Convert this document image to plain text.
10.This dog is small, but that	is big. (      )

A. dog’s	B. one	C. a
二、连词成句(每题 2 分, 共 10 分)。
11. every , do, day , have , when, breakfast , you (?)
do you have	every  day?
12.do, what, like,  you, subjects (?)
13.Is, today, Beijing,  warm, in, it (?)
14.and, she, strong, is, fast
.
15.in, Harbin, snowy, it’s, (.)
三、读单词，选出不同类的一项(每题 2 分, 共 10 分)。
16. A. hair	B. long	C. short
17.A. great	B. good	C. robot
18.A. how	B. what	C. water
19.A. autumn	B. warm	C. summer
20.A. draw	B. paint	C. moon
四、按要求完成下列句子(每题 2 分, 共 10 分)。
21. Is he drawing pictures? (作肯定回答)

*GOAL OF THE EXERCISE:* Copy all lines above containing the string "what".

*REPLY:*
12.do, what, like,  you, subjects (?)
18.A. how	B. what	C. water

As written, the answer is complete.